A block of data:
((

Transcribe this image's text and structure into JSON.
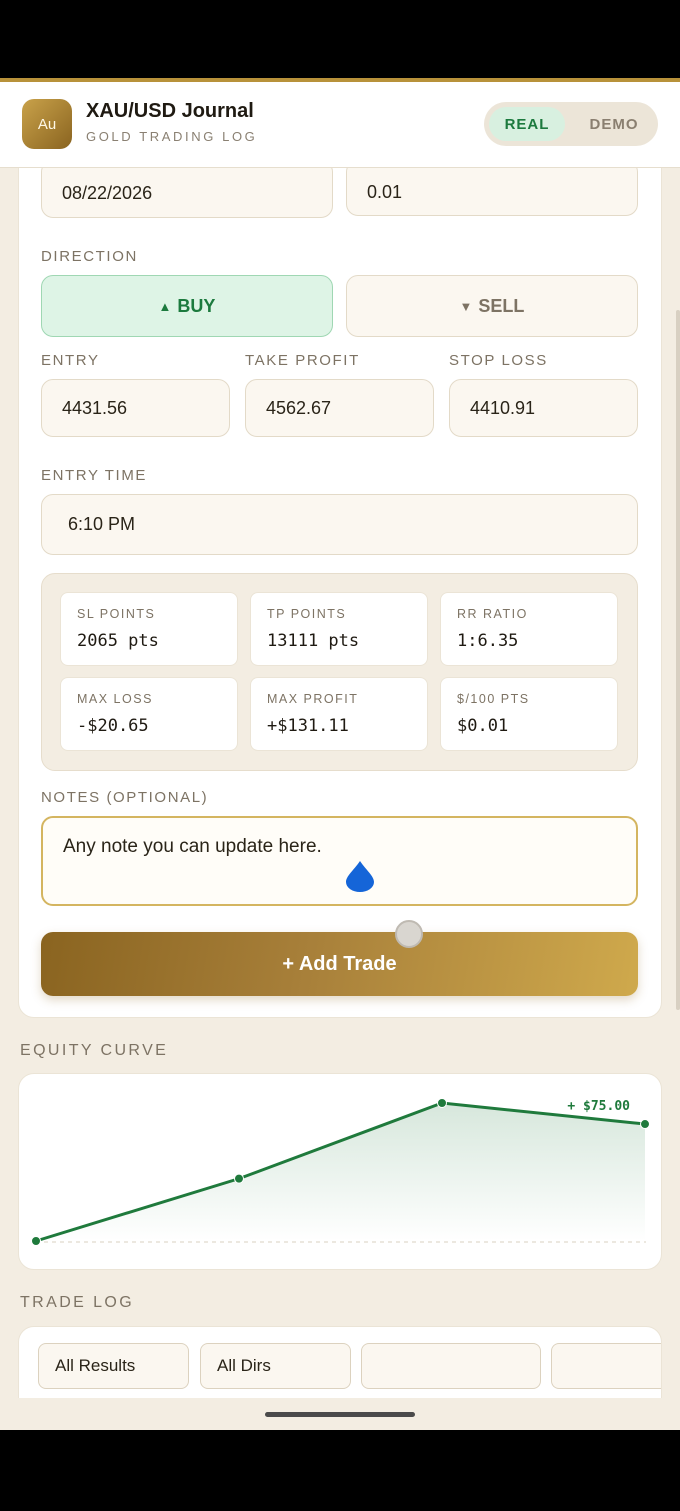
{
  "header": {
    "logo_text": "Au",
    "title": "XAU/USD Journal",
    "subtitle": "GOLD TRADING LOG",
    "mode_real": "REAL",
    "mode_demo": "DEMO",
    "active_mode": "REAL"
  },
  "form": {
    "date_value": "08/22/2026",
    "lot_value": "0.01",
    "direction_label": "DIRECTION",
    "buy_label": "BUY",
    "sell_label": "SELL",
    "selected_direction": "BUY",
    "entry_label": "ENTRY",
    "take_profit_label": "TAKE PROFIT",
    "stop_loss_label": "STOP LOSS",
    "entry_value": "4431.56",
    "take_profit_value": "4562.67",
    "stop_loss_value": "4410.91",
    "entry_time_label": "ENTRY TIME",
    "entry_time_value": "6:10 PM",
    "stats": [
      {
        "label": "SL POINTS",
        "value": "2065 pts"
      },
      {
        "label": "TP POINTS",
        "value": "13111 pts"
      },
      {
        "label": "RR RATIO",
        "value": "1:6.35"
      },
      {
        "label": "MAX LOSS",
        "value": "-$20.65"
      },
      {
        "label": "MAX PROFIT",
        "value": "+$131.11"
      },
      {
        "label": "$/100 PTS",
        "value": "$0.01"
      }
    ],
    "notes_label": "NOTES (OPTIONAL)",
    "notes_value": "Any note you can update here.",
    "add_button": "+ Add Trade"
  },
  "equity": {
    "section_title": "EQUITY CURVE",
    "last_value_label": "+ $75.00"
  },
  "chart_data": {
    "type": "line",
    "x": [
      1,
      2,
      3,
      4
    ],
    "series": [
      {
        "values": [
          0,
          40,
          88.5,
          75
        ]
      }
    ],
    "annotation": "+ $75.00",
    "grid": false
  },
  "trade_log": {
    "section_title": "TRADE LOG",
    "filters": [
      "All Results",
      "All Dirs",
      "",
      ""
    ]
  },
  "colors": {
    "accent_gold": "#b8923a",
    "buy_green": "#1c7a3e",
    "chart_line": "#1f7a3c"
  },
  "icons": {
    "buy": "triangle-up-icon",
    "sell": "triangle-down-icon"
  }
}
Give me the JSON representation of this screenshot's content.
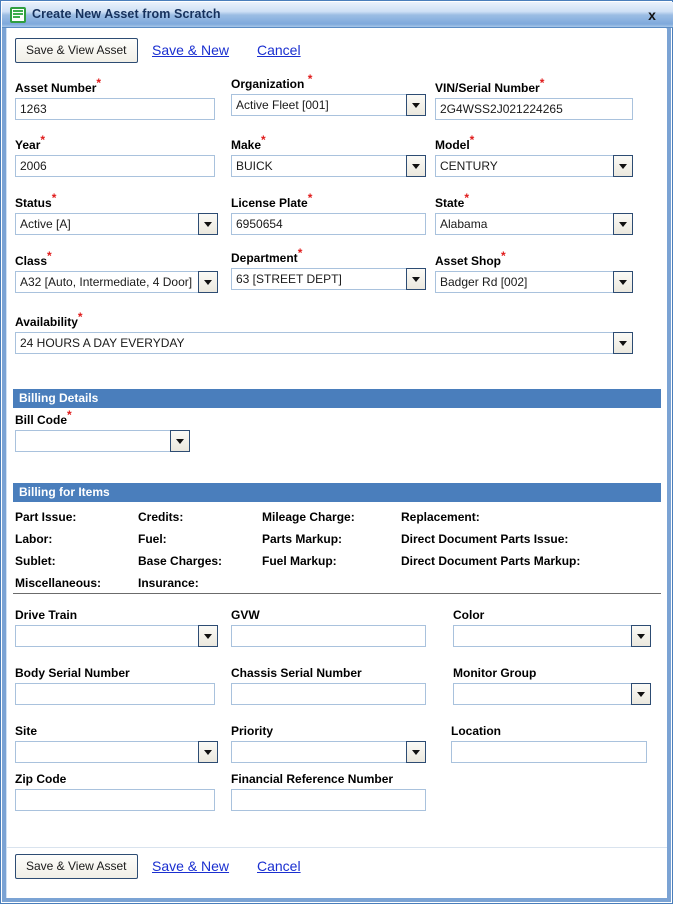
{
  "window": {
    "title": "Create New Asset from Scratch",
    "icon": "document-list-icon",
    "close_label": "x"
  },
  "toolbar": {
    "save_view_label": "Save & View Asset",
    "save_new_label": "Save & New",
    "cancel_label": "Cancel"
  },
  "fields": {
    "asset_number": {
      "label": "Asset Number",
      "required": "*",
      "value": "1263"
    },
    "organization": {
      "label": "Organization",
      "required": "*",
      "value": "Active Fleet [001]"
    },
    "vin": {
      "label": "VIN/Serial Number",
      "required": "*",
      "value": "2G4WSS2J021224265"
    },
    "year": {
      "label": "Year",
      "required": "*",
      "value": "2006"
    },
    "make": {
      "label": "Make",
      "required": "*",
      "value": "BUICK"
    },
    "model": {
      "label": "Model",
      "required": "*",
      "value": "CENTURY"
    },
    "status": {
      "label": "Status",
      "required": "*",
      "value": "Active [A]"
    },
    "license_plate": {
      "label": "License Plate",
      "required": "*",
      "value": "6950654"
    },
    "state": {
      "label": "State",
      "required": "*",
      "value": "Alabama"
    },
    "class": {
      "label": "Class",
      "required": "*",
      "value": "A32 [Auto, Intermediate, 4 Door]"
    },
    "department": {
      "label": "Department",
      "required": "*",
      "value": "63 [STREET DEPT]"
    },
    "asset_shop": {
      "label": "Asset Shop",
      "required": "*",
      "value": "Badger Rd [002]"
    },
    "availability": {
      "label": "Availability",
      "required": "*",
      "value": "24 HOURS A DAY EVERYDAY"
    },
    "bill_code": {
      "label": "Bill Code",
      "required": "*",
      "value": ""
    },
    "drive_train": {
      "label": "Drive Train",
      "required": "",
      "value": ""
    },
    "gvw": {
      "label": "GVW",
      "required": "",
      "value": ""
    },
    "color": {
      "label": "Color",
      "required": "",
      "value": ""
    },
    "body_serial": {
      "label": "Body Serial Number",
      "required": "",
      "value": ""
    },
    "chassis_serial": {
      "label": "Chassis Serial Number",
      "required": "",
      "value": ""
    },
    "monitor_group": {
      "label": "Monitor Group",
      "required": "",
      "value": ""
    },
    "site": {
      "label": "Site",
      "required": "",
      "value": ""
    },
    "priority": {
      "label": "Priority",
      "required": "",
      "value": ""
    },
    "location": {
      "label": "Location",
      "required": "",
      "value": ""
    },
    "zip_code": {
      "label": "Zip Code",
      "required": "",
      "value": ""
    },
    "financial_ref": {
      "label": "Financial Reference Number",
      "required": "",
      "value": ""
    }
  },
  "sections": {
    "billing_details": "Billing Details",
    "billing_for_items": "Billing for Items"
  },
  "billing_for_items": {
    "col1": [
      "Part Issue:",
      "Labor:",
      "Sublet:",
      "Miscellaneous:"
    ],
    "col2": [
      "Credits:",
      "Fuel:",
      "Base Charges:",
      "Insurance:"
    ],
    "col3": [
      "Mileage Charge:",
      "Parts Markup:",
      "Fuel Markup:",
      ""
    ],
    "col4": [
      "Replacement:",
      "Direct Document Parts Issue:",
      "Direct Document Parts Markup:",
      ""
    ]
  },
  "colors": {
    "section_header": "#4a7ebc",
    "required_marker": "#e01b1b",
    "link": "#1a2fd0",
    "window_frame": "#7ba3d4",
    "input_border": "#a9c2dd"
  }
}
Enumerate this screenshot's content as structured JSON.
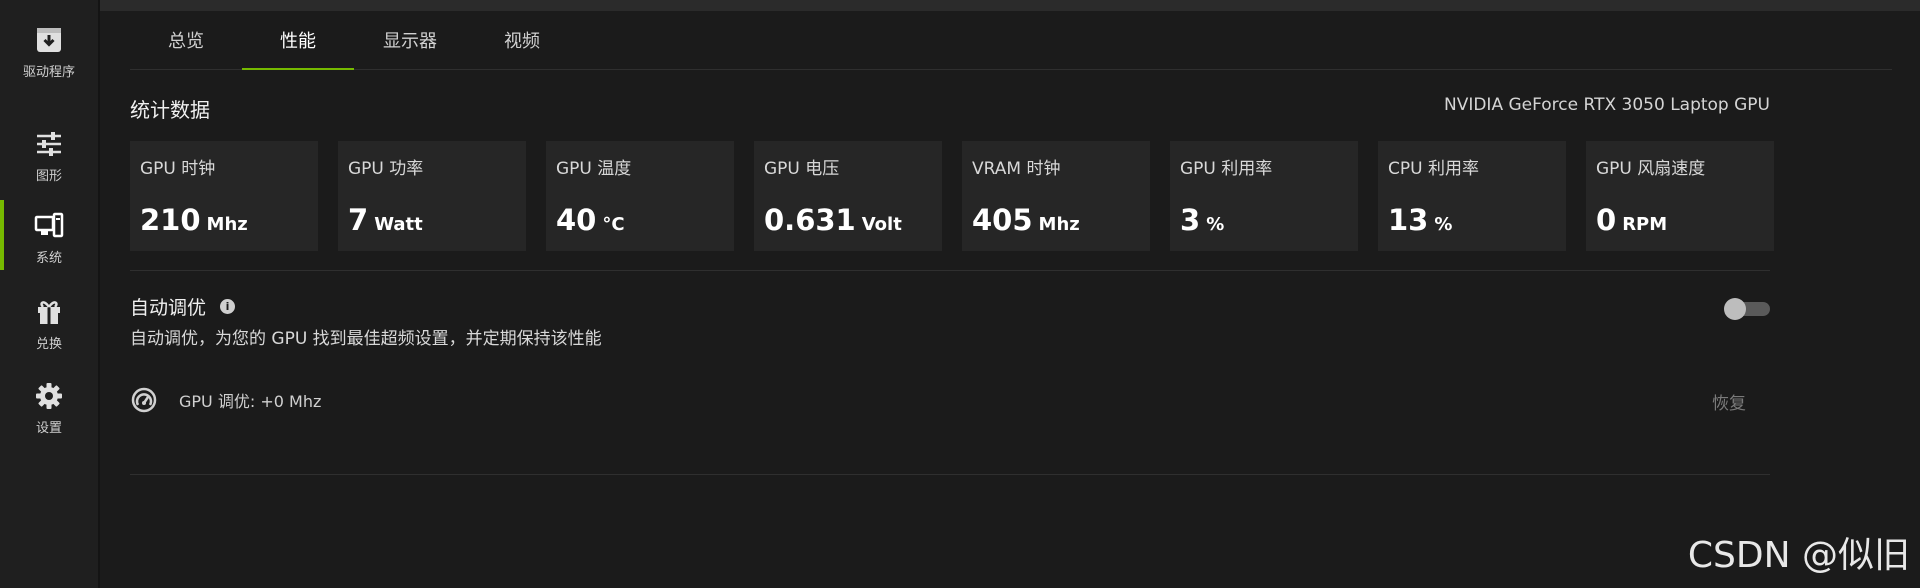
{
  "sidebar": {
    "items": [
      {
        "label": "驱动程序",
        "icon": "download-icon"
      },
      {
        "label": "图形",
        "icon": "sliders-icon"
      },
      {
        "label": "系统",
        "icon": "monitor-icon"
      },
      {
        "label": "兑换",
        "icon": "gift-icon"
      },
      {
        "label": "设置",
        "icon": "gear-icon"
      }
    ],
    "active_index": 2
  },
  "tabs": [
    "总览",
    "性能",
    "显示器",
    "视频"
  ],
  "active_tab": 1,
  "stats": {
    "title": "统计数据",
    "gpu_name": "NVIDIA GeForce RTX 3050 Laptop GPU",
    "cards": [
      {
        "label": "GPU 时钟",
        "value": "210",
        "unit": "Mhz"
      },
      {
        "label": "GPU 功率",
        "value": "7",
        "unit": "Watt"
      },
      {
        "label": "GPU 温度",
        "value": "40",
        "unit": "°C"
      },
      {
        "label": "GPU 电压",
        "value": "0.631",
        "unit": "Volt"
      },
      {
        "label": "VRAM 时钟",
        "value": "405",
        "unit": "Mhz"
      },
      {
        "label": "GPU 利用率",
        "value": "3",
        "unit": "%"
      },
      {
        "label": "CPU 利用率",
        "value": "13",
        "unit": "%"
      },
      {
        "label": "GPU 风扇速度",
        "value": "0",
        "unit": "RPM"
      }
    ]
  },
  "auto_tune": {
    "title": "自动调优",
    "description": "自动调优，为您的 GPU 找到最佳超频设置，并定期保持该性能",
    "enabled": false,
    "gpu_tune_label": "GPU 调优:",
    "gpu_tune_value": "+0 Mhz",
    "restore_label": "恢复"
  },
  "colors": {
    "accent": "#76b900",
    "background": "#1b1b1b",
    "card": "#262626"
  },
  "watermark": "CSDN @似旧"
}
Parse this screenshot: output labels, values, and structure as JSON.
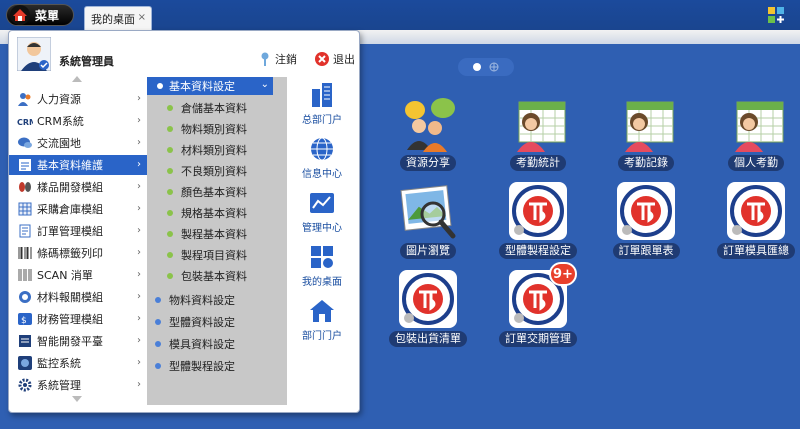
{
  "topbar": {
    "start_label": "菜單",
    "tab_label": "我的桌面",
    "tab_close": "×"
  },
  "menu": {
    "user_name": "系統管理員",
    "logout_label": "注銷",
    "exit_label": "退出",
    "left_items": [
      {
        "label": "人力資源",
        "icon": "people-icon"
      },
      {
        "label": "CRM系統",
        "icon": "crm-icon"
      },
      {
        "label": "交流園地",
        "icon": "chat-icon"
      },
      {
        "label": "基本資料維護",
        "icon": "document-icon",
        "active": true
      },
      {
        "label": "樣品開發模組",
        "icon": "footprint-icon"
      },
      {
        "label": "采購倉庫模組",
        "icon": "grid-icon"
      },
      {
        "label": "訂單管理模組",
        "icon": "order-icon"
      },
      {
        "label": "條碼標籤列印",
        "icon": "barcode-icon"
      },
      {
        "label": "SCAN 消單",
        "icon": "scan-icon"
      },
      {
        "label": "材料報關模組",
        "icon": "customs-icon"
      },
      {
        "label": "財務管理模組",
        "icon": "finance-icon"
      },
      {
        "label": "智能開發平臺",
        "icon": "platform-icon"
      },
      {
        "label": "監控系統",
        "icon": "monitor-icon"
      },
      {
        "label": "系統管理",
        "icon": "gear-icon"
      }
    ],
    "mid_head": "基本資料設定",
    "mid_sub_items": [
      "倉儲基本資料",
      "物料類別資料",
      "材料類別資料",
      "不良類別資料",
      "顏色基本資料",
      "規格基本資料",
      "製程基本資料",
      "製程項目資料",
      "包裝基本資料"
    ],
    "mid_top_items": [
      "物料資料設定",
      "型體資料設定",
      "模具資料設定",
      "型體製程設定"
    ],
    "right_items": [
      {
        "label": "总部门户",
        "icon": "building-icon"
      },
      {
        "label": "信息中心",
        "icon": "globe-icon"
      },
      {
        "label": "管理中心",
        "icon": "chart-icon"
      },
      {
        "label": "我的桌面",
        "icon": "desktop-icon"
      },
      {
        "label": "部门门户",
        "icon": "house-icon"
      }
    ]
  },
  "desktop": {
    "icons": [
      {
        "label": "資源分享",
        "icon": "share-people-icon"
      },
      {
        "label": "考勤統計",
        "icon": "attendance-icon"
      },
      {
        "label": "考勤記錄",
        "icon": "attendance-icon"
      },
      {
        "label": "個人考勤",
        "icon": "attendance-icon"
      },
      {
        "label": "圖片瀏覽",
        "icon": "image-browse-icon"
      },
      {
        "label": "型體製程設定",
        "icon": "company-logo-icon"
      },
      {
        "label": "訂單跟單表",
        "icon": "company-logo-icon"
      },
      {
        "label": "訂單模具匯總",
        "icon": "company-logo-icon"
      },
      {
        "label": "包裝出貨清單",
        "icon": "company-logo-icon"
      },
      {
        "label": "訂單交期管理",
        "icon": "company-logo-icon",
        "badge": "9+"
      }
    ]
  },
  "colors": {
    "accent": "#2a64c8",
    "desktop_bg": "#2f5fb2",
    "badge": "#e8402b"
  }
}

))

**YOUR OBJECTIVE:**
Pick out every line above that holds the word "Save" and copy it.

**RESULT OF THIS EXERCISE:**
    "save_view_label": "Save & View Asset",
    "save_new_label": "Save & New",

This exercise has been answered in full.